Instructions for the task — Where a line contains the string "title", copy that line.

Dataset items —
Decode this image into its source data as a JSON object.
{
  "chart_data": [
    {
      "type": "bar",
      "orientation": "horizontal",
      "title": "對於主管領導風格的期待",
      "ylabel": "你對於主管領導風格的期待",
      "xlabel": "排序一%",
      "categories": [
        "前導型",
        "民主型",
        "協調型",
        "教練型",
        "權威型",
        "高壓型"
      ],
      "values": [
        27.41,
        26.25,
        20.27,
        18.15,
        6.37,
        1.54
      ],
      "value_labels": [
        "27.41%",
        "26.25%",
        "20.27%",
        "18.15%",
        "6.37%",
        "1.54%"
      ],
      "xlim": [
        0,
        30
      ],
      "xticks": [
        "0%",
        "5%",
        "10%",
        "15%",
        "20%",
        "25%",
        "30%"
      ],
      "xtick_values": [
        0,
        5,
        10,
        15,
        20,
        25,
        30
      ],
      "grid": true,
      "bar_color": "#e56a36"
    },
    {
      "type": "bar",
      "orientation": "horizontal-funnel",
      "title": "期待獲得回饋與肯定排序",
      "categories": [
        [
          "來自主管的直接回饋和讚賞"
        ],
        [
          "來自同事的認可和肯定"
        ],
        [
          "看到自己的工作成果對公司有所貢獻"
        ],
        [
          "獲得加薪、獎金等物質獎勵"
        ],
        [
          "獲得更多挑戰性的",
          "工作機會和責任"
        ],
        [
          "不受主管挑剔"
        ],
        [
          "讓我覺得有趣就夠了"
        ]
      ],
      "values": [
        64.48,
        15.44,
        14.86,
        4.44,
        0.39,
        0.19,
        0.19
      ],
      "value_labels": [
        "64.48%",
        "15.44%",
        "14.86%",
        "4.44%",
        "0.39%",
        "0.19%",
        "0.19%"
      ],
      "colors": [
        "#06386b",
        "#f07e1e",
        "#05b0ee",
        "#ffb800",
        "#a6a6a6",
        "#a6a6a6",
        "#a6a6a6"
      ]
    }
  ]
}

Full solution —
      "title": "對於主管領導風格的期待",
      "title": "期待獲得回饋與肯定排序",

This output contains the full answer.